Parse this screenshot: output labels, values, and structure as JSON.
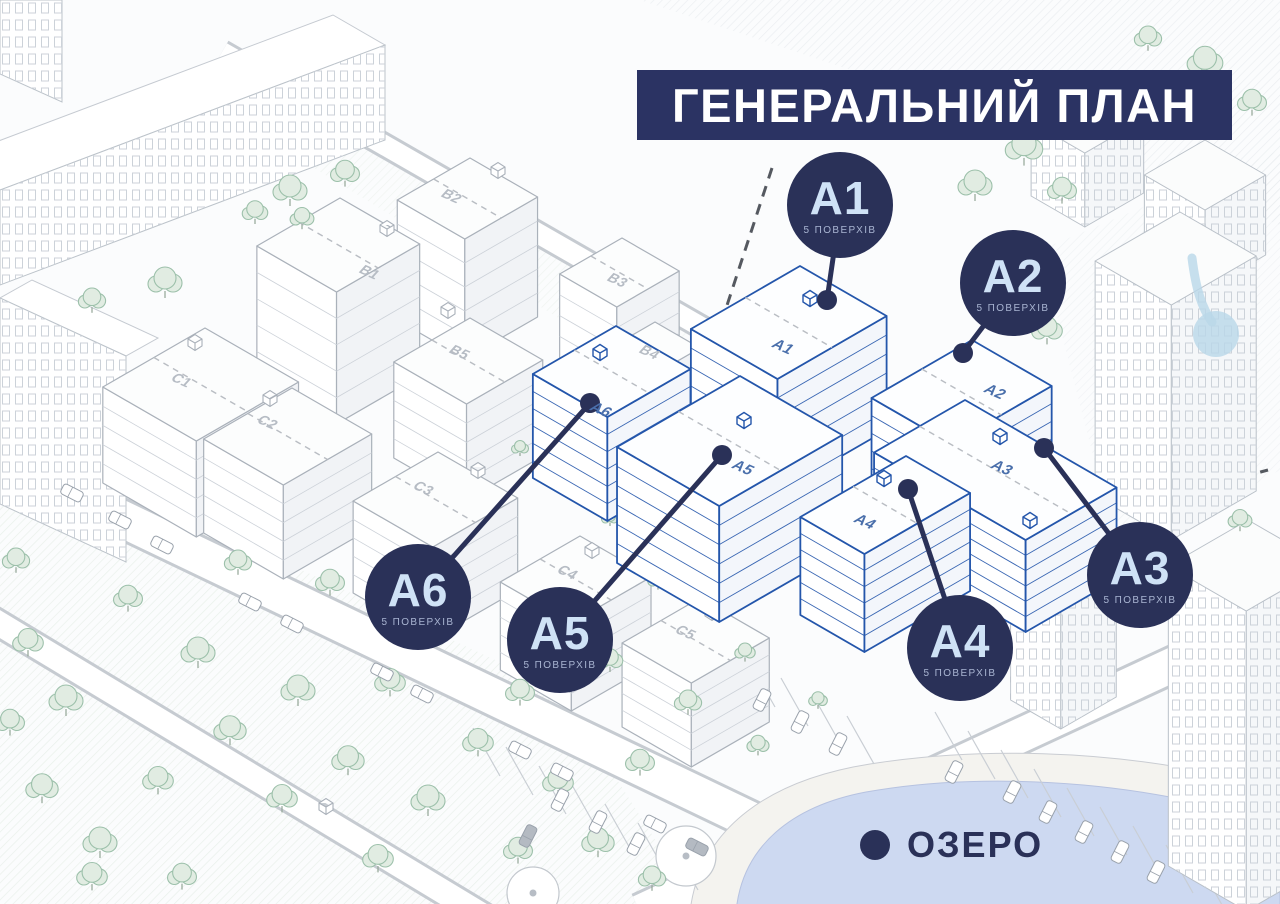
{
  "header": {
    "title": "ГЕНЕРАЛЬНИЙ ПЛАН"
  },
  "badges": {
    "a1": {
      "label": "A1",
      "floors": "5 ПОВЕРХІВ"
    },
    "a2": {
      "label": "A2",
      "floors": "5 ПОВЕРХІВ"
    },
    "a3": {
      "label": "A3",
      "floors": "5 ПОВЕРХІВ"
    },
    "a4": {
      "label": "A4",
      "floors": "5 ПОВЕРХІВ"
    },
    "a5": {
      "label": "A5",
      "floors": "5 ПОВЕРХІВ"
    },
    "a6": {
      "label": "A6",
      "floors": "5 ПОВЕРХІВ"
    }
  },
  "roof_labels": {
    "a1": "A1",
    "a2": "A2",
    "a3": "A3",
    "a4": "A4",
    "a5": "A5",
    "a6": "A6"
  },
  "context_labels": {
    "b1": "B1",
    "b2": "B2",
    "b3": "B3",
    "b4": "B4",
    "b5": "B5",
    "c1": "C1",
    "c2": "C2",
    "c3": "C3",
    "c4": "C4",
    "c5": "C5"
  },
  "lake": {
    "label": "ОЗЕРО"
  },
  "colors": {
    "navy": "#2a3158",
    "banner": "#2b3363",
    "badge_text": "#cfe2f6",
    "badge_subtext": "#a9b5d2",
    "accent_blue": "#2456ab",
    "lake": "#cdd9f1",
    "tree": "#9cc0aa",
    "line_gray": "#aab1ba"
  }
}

• _EXERCISE REQUIREMENTS_
All of the entries above should be copied exactly, except for the pictures.

• _SOLVED PROBLEM_
Parse this screenshot: output labels, values, and structure as JSON.
{
  "header": {
    "title": "ГЕНЕРАЛЬНИЙ ПЛАН"
  },
  "badges": {
    "a1": {
      "label": "A1",
      "floors": "5 ПОВЕРХІВ"
    },
    "a2": {
      "label": "A2",
      "floors": "5 ПОВЕРХІВ"
    },
    "a3": {
      "label": "A3",
      "floors": "5 ПОВЕРХІВ"
    },
    "a4": {
      "label": "A4",
      "floors": "5 ПОВЕРХІВ"
    },
    "a5": {
      "label": "A5",
      "floors": "5 ПОВЕРХІВ"
    },
    "a6": {
      "label": "A6",
      "floors": "5 ПОВЕРХІВ"
    }
  },
  "roof_labels": {
    "a1": "A1",
    "a2": "A2",
    "a3": "A3",
    "a4": "A4",
    "a5": "A5",
    "a6": "A6"
  },
  "context_labels": {
    "b1": "B1",
    "b2": "B2",
    "b3": "B3",
    "b4": "B4",
    "b5": "B5",
    "c1": "C1",
    "c2": "C2",
    "c3": "C3",
    "c4": "C4",
    "c5": "C5"
  },
  "lake": {
    "label": "ОЗЕРО"
  },
  "colors": {
    "navy": "#2a3158",
    "banner": "#2b3363",
    "badge_text": "#cfe2f6",
    "badge_subtext": "#a9b5d2",
    "accent_blue": "#2456ab",
    "lake": "#cdd9f1",
    "tree": "#9cc0aa",
    "line_gray": "#aab1ba"
  }
}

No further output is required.